### Required work
Using the data beneath, show every line that includes the word "information".

### Task input

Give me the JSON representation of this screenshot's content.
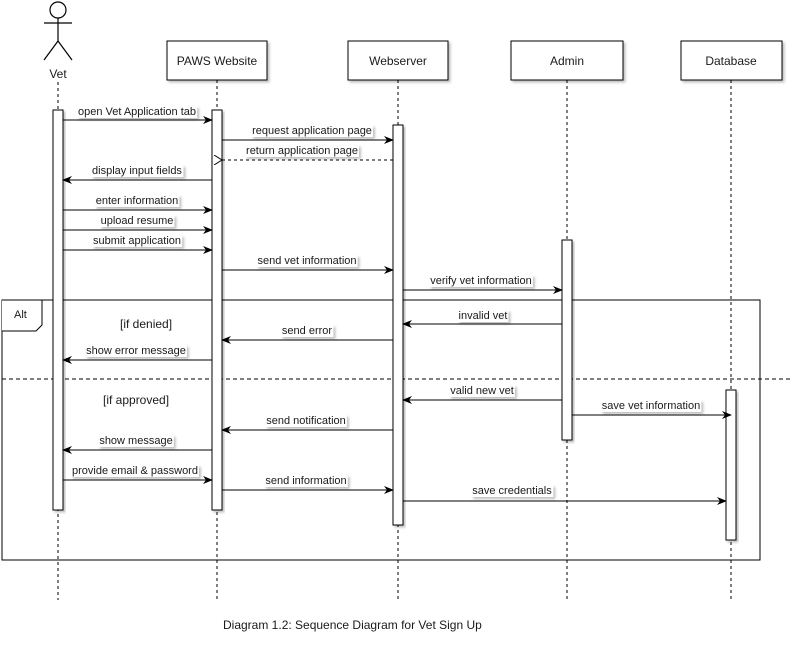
{
  "diagram": {
    "type": "sequence",
    "caption": "Diagram 1.2: Sequence Diagram for Vet Sign Up",
    "actor": {
      "id": "vet",
      "label": "Vet"
    },
    "participants": [
      {
        "id": "paws",
        "label": "PAWS Website"
      },
      {
        "id": "web",
        "label": "Webserver"
      },
      {
        "id": "admin",
        "label": "Admin"
      },
      {
        "id": "db",
        "label": "Database"
      }
    ],
    "fragment": {
      "kind": "Alt",
      "guards": [
        "[if denied]",
        "[if approved]"
      ]
    },
    "messages": [
      {
        "from": "vet",
        "to": "paws",
        "label": "open Vet Application tab",
        "style": "sync"
      },
      {
        "from": "paws",
        "to": "web",
        "label": "request application page",
        "style": "sync"
      },
      {
        "from": "web",
        "to": "paws",
        "label": "return application page",
        "style": "return"
      },
      {
        "from": "paws",
        "to": "vet",
        "label": "display input fields",
        "style": "sync"
      },
      {
        "from": "vet",
        "to": "paws",
        "label": "enter information",
        "style": "sync"
      },
      {
        "from": "vet",
        "to": "paws",
        "label": "upload resume",
        "style": "sync"
      },
      {
        "from": "vet",
        "to": "paws",
        "label": "submit application",
        "style": "sync"
      },
      {
        "from": "paws",
        "to": "web",
        "label": "send vet information",
        "style": "sync"
      },
      {
        "from": "web",
        "to": "admin",
        "label": "verify vet information",
        "style": "sync"
      },
      {
        "from": "admin",
        "to": "web",
        "label": "invalid vet",
        "style": "sync"
      },
      {
        "from": "web",
        "to": "paws",
        "label": "send error",
        "style": "sync"
      },
      {
        "from": "paws",
        "to": "vet",
        "label": "show error message",
        "style": "sync"
      },
      {
        "from": "admin",
        "to": "web",
        "label": "valid new vet",
        "style": "sync"
      },
      {
        "from": "admin",
        "to": "db",
        "label": "save vet information",
        "style": "sync"
      },
      {
        "from": "web",
        "to": "paws",
        "label": "send notification",
        "style": "sync"
      },
      {
        "from": "paws",
        "to": "vet",
        "label": "show message",
        "style": "sync"
      },
      {
        "from": "vet",
        "to": "paws",
        "label": "provide email & password",
        "style": "sync"
      },
      {
        "from": "paws",
        "to": "web",
        "label": "send information",
        "style": "sync"
      },
      {
        "from": "web",
        "to": "db",
        "label": "save credentials",
        "style": "sync"
      }
    ]
  }
}
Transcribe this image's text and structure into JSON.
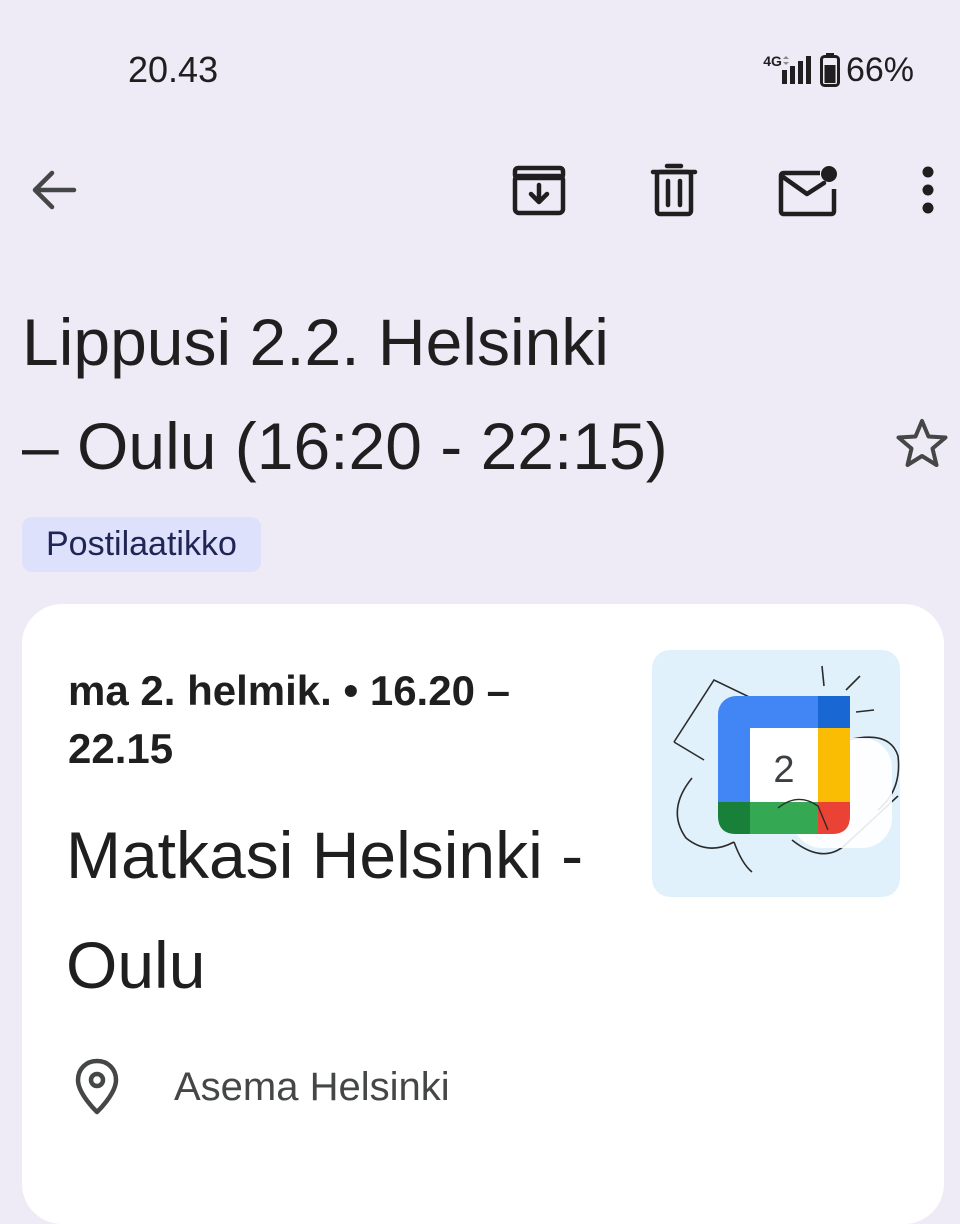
{
  "status_bar": {
    "time": "20.43",
    "network": "4G",
    "battery": "66%"
  },
  "toolbar": {
    "icons": [
      "back-arrow-icon",
      "archive-icon",
      "delete-icon",
      "mark-unread-icon",
      "more-vert-icon"
    ]
  },
  "email": {
    "subject_line1": "Lippusi 2.2. Helsinki",
    "subject_line2": "– Oulu (16:20 - 22:15)",
    "label": "Postilaatikko"
  },
  "event_card": {
    "when_line1": "ma 2. helmik. • 16.20 –",
    "when_line2": "22.15",
    "title_line1": "Matkasi Helsinki -",
    "title_line2": "Oulu",
    "location": "Asema Helsinki",
    "thumbnail_day": "2"
  },
  "colors": {
    "background": "#eeeaf6",
    "chip": "#dde1fb",
    "card": "#ffffff",
    "calendar_blue": "#4285f4",
    "calendar_green": "#34a853",
    "calendar_yellow": "#fbbc04",
    "calendar_red": "#ea4335"
  }
}
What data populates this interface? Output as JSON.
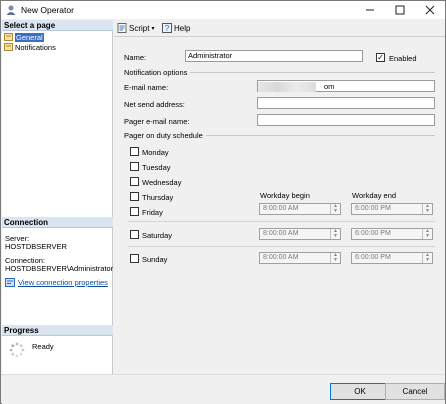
{
  "window": {
    "title": "New Operator"
  },
  "left": {
    "select_page_header": "Select a page",
    "pages": [
      "General",
      "Notifications"
    ],
    "connection_header": "Connection",
    "server_label": "Server:",
    "server_value": "HOSTDBSERVER",
    "connection_label": "Connection:",
    "connection_value": "HOSTDBSERVER\\Administrator",
    "view_props_link": "View connection properties",
    "progress_header": "Progress",
    "progress_status": "Ready"
  },
  "toolbar": {
    "script_label": "Script",
    "help_label": "Help"
  },
  "form": {
    "name_label": "Name:",
    "name_value": "Administrator",
    "enabled_label": "Enabled",
    "enabled_checked": true,
    "notification_section": "Notification options",
    "email_label": "E-mail name:",
    "email_value_visible": "om",
    "netsend_label": "Net send address:",
    "pager_email_label": "Pager e-mail name:",
    "pager_schedule_section": "Pager on duty schedule",
    "days": [
      "Monday",
      "Tuesday",
      "Wednesday",
      "Thursday",
      "Friday"
    ],
    "saturday": "Saturday",
    "sunday": "Sunday",
    "workday_begin_label": "Workday begin",
    "workday_end_label": "Workday end",
    "times": {
      "weekday_begin": "8:00:00 AM",
      "weekday_end": "6:00:00 PM",
      "saturday_begin": "8:00:00 AM",
      "saturday_end": "6:00:00 PM",
      "sunday_begin": "8:00:00 AM",
      "sunday_end": "6:00:00 PM"
    }
  },
  "buttons": {
    "ok": "OK",
    "cancel": "Cancel"
  }
}
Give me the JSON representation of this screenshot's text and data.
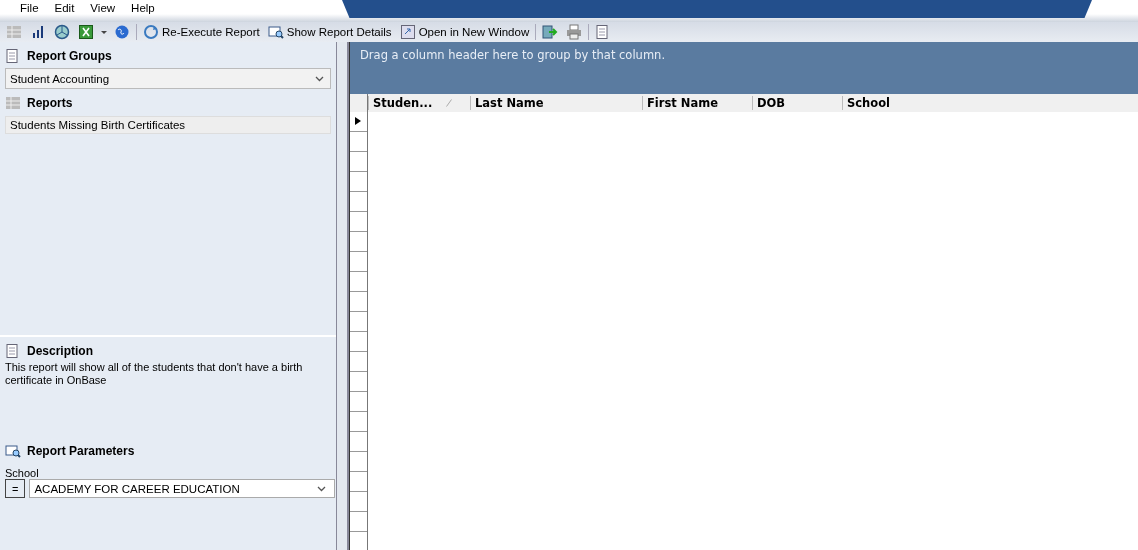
{
  "menu": [
    "File",
    "Edit",
    "View",
    "Help"
  ],
  "toolbar": [
    {
      "kind": "icon"
    },
    {
      "kind": "icon"
    },
    {
      "kind": "icon"
    },
    {
      "kind": "icon"
    },
    {
      "kind": "dropdown"
    },
    {
      "kind": "icon"
    },
    {
      "kind": "sep"
    },
    {
      "kind": "button",
      "label": "Re-Execute Report"
    },
    {
      "kind": "button",
      "label": "Show Report Details"
    },
    {
      "kind": "button",
      "label": "Open in New Window"
    },
    {
      "kind": "sep"
    },
    {
      "kind": "icon"
    },
    {
      "kind": "icon"
    },
    {
      "kind": "sep"
    },
    {
      "kind": "icon"
    }
  ],
  "report_groups": {
    "title": "Report Groups",
    "value": "Student Accounting"
  },
  "reports": {
    "title": "Reports",
    "items": [
      {
        "label": "Students Missing Birth Certificates",
        "selected": true
      }
    ]
  },
  "description": {
    "title": "Description",
    "text": "This report will show all of the students that don't have a birth certificate in OnBase"
  },
  "parameters": {
    "title": "Report Parameters",
    "items": [
      {
        "label": "School",
        "operator": "=",
        "value": "ACADEMY FOR CAREER EDUCATION"
      }
    ]
  },
  "grid": {
    "group_hint": "Drag a column header here to group by that column.",
    "columns": [
      {
        "label": "Studen...",
        "sorted": true
      },
      {
        "label": "Last Name",
        "sorted": false
      },
      {
        "label": "First Name",
        "sorted": false
      },
      {
        "label": "DOB",
        "sorted": false
      },
      {
        "label": "School",
        "sorted": false
      }
    ]
  }
}
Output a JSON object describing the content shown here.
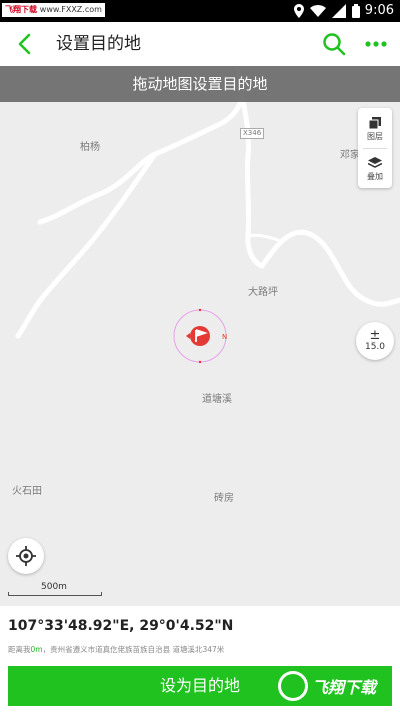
{
  "status_bar": {
    "watermark_brand": "飞翔下载",
    "watermark_url": "www.FXXZ.com",
    "time": "9:06"
  },
  "app_bar": {
    "title": "设置目的地",
    "back_icon": "chevron-left-icon",
    "search_icon": "search-icon",
    "more_icon": "more-dots-icon"
  },
  "map": {
    "hint": "拖动地图设置目的地",
    "places": {
      "baiyang": "柏杨",
      "deng": "邓家",
      "daluping": "大路坪",
      "daotangxi": "道塘溪",
      "huoshitian": "火石田",
      "zhuanfang": "砖房"
    },
    "road_tag": "X346",
    "layers": {
      "layers_label": "图层",
      "overlay_label": "叠加"
    },
    "zoom": {
      "symbol": "±",
      "level": "15.0"
    },
    "scale_label": "500m"
  },
  "info": {
    "coordinates": "107°33'48.92\"E, 29°0'4.52\"N",
    "distance_prefix": "距离我",
    "distance": "0m",
    "address": "，贵州省遵义市道真仡佬族苗族自治县 道塘溪北347米"
  },
  "action": {
    "set_destination_label": "设为目的地"
  },
  "watermark_logo_text": "飞翔下载",
  "colors": {
    "accent": "#1fc21f",
    "hint_bg": "#5f5f5f",
    "map_bg": "#ededed",
    "pin": "#e53935"
  }
}
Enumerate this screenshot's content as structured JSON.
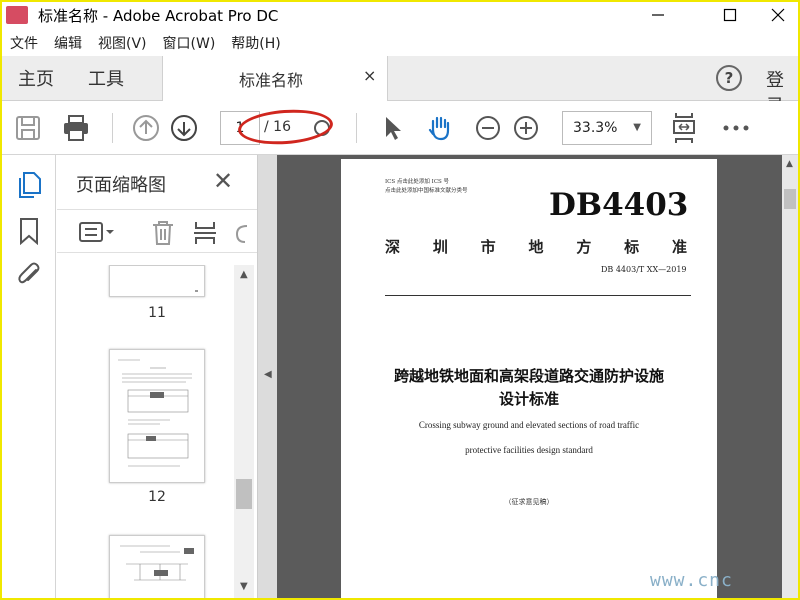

### Full response
        "label": "enter information",
        "label": "send vet information",
        "label": "verify vet information",
        "label": "save vet information",
        "label": "send information",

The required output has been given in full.